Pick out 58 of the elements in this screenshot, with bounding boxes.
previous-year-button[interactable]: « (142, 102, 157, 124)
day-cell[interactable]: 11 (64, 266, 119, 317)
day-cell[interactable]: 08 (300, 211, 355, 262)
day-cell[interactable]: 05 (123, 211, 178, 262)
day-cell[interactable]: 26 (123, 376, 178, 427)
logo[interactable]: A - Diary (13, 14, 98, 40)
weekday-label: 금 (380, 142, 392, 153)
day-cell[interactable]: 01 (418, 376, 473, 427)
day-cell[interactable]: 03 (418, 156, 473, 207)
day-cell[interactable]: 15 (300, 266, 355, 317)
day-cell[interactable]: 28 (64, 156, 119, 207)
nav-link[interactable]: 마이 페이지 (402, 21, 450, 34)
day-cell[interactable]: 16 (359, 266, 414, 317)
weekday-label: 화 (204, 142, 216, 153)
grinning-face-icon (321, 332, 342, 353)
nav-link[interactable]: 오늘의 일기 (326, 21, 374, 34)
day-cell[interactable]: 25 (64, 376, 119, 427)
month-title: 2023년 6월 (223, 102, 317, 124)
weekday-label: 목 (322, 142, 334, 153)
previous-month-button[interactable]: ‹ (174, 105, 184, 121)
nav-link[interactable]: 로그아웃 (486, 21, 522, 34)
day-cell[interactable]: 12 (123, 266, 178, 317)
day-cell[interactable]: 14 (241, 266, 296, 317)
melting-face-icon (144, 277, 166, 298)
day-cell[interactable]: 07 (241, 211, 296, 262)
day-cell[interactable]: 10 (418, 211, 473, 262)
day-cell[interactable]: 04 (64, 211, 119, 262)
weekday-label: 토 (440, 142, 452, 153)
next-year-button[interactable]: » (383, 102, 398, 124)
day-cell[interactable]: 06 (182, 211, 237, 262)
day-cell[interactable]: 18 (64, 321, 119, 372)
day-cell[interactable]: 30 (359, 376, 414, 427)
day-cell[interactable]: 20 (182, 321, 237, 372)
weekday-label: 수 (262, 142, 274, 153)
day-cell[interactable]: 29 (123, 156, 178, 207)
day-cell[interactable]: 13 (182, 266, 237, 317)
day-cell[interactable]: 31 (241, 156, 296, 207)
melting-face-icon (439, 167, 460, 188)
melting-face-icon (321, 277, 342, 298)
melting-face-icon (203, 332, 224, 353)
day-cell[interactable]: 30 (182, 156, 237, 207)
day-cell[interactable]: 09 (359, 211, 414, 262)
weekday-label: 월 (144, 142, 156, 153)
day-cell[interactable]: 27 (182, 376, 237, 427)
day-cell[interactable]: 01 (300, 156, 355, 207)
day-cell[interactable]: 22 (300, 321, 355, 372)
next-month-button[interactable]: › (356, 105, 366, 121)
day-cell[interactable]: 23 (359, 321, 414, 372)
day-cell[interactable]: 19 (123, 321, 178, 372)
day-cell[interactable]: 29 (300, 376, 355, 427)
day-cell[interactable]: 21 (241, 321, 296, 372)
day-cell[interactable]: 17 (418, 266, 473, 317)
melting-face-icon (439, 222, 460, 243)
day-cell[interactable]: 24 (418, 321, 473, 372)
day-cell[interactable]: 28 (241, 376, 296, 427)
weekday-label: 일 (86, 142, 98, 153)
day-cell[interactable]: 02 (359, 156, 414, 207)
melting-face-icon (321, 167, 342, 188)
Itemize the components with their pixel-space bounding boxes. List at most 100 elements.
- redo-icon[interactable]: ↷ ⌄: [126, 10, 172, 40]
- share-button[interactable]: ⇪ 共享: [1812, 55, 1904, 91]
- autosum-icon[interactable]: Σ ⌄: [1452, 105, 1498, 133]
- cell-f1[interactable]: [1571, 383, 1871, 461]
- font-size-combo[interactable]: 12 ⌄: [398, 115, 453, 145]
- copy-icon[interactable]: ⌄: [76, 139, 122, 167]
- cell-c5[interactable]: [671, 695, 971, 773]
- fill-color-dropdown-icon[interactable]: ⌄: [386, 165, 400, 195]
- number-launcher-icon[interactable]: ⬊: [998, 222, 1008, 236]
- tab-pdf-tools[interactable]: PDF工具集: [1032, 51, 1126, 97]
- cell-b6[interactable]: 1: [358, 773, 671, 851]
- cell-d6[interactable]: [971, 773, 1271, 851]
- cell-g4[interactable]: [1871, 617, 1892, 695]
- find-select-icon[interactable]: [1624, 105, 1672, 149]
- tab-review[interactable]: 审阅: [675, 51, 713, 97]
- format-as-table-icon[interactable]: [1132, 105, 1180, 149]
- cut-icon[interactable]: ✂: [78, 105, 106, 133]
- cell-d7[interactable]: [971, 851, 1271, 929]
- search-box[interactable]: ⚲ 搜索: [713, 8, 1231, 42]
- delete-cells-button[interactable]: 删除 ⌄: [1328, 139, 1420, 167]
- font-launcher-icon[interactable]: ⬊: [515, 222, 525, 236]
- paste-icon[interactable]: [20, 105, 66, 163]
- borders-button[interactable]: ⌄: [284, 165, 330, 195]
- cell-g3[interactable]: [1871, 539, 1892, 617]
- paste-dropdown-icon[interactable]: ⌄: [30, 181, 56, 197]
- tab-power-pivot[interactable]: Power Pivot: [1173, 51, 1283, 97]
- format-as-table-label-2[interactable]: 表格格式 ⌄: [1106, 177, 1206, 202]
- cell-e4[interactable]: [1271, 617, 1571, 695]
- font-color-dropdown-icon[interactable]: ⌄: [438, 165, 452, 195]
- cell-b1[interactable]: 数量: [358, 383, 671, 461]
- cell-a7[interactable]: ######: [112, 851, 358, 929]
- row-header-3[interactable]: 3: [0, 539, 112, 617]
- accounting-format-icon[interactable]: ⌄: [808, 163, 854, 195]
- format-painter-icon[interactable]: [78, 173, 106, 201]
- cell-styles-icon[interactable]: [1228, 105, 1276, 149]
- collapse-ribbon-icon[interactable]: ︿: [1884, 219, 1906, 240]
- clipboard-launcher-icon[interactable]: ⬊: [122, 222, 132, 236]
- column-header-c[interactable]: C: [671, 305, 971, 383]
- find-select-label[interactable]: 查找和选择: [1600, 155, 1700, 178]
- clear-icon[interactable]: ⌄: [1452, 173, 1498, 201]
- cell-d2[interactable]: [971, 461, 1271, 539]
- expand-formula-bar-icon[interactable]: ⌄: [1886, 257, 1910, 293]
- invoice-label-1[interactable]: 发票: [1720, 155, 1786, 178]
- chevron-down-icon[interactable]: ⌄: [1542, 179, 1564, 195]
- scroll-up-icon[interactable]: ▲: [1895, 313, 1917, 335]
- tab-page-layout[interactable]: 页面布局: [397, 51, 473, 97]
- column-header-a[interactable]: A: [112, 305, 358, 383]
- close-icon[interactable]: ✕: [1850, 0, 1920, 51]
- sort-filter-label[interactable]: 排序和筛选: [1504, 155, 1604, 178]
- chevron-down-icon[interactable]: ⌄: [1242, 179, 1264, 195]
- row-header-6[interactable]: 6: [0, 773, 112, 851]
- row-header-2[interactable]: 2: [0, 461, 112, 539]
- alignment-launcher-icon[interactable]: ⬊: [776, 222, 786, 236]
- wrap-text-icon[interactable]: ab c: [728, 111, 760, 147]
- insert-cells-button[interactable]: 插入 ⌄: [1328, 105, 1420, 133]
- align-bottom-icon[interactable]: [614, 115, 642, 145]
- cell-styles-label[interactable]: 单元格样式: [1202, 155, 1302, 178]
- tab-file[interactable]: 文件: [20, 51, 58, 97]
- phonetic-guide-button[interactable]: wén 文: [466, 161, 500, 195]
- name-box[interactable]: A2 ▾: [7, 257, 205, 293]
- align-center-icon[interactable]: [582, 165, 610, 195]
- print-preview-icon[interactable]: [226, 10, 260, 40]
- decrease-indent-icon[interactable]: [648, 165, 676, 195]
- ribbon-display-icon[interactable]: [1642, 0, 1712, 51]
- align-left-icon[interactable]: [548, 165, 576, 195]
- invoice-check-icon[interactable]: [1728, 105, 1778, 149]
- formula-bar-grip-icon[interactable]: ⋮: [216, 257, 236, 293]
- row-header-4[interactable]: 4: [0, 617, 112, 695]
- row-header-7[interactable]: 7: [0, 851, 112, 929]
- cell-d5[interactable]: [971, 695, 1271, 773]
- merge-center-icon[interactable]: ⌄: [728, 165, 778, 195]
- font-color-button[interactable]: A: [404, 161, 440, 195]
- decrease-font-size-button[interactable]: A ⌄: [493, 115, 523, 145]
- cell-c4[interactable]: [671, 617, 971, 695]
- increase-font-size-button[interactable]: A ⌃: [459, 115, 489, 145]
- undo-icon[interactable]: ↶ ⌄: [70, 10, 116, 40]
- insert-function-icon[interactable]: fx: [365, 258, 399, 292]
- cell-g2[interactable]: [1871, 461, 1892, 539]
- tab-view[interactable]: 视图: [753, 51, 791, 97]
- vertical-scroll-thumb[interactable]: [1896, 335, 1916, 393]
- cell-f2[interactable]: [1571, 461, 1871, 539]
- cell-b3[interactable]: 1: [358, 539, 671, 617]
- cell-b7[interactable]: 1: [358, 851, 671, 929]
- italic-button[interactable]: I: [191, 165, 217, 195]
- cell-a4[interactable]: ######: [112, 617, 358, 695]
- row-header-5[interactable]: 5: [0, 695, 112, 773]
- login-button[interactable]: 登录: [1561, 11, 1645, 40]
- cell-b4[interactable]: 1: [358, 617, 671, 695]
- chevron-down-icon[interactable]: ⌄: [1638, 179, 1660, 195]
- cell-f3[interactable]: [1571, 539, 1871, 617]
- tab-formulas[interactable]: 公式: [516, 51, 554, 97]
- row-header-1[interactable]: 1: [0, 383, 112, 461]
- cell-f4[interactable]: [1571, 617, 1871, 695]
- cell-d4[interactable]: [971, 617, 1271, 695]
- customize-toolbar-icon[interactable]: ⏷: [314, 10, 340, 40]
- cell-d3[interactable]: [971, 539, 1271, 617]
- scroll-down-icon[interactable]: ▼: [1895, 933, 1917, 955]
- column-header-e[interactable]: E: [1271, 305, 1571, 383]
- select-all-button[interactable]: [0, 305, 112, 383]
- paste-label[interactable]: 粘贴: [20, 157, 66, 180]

#### WORK TO COMPLETE
Render as a JSON list of strings, one string per line and blank lines left out, the lines from the start of the records through the line that contains "day-cell[interactable]: 08 (300, 211, 355, 262)".

#### EXPECTED OUTPUT
[
  "Pick out 58 of the elements in this screenshot, with bounding boxes.",
  "previous-year-button[interactable]: « (142, 102, 157, 124)",
  "day-cell[interactable]: 11 (64, 266, 119, 317)",
  "day-cell[interactable]: 08 (300, 211, 355, 262)"
]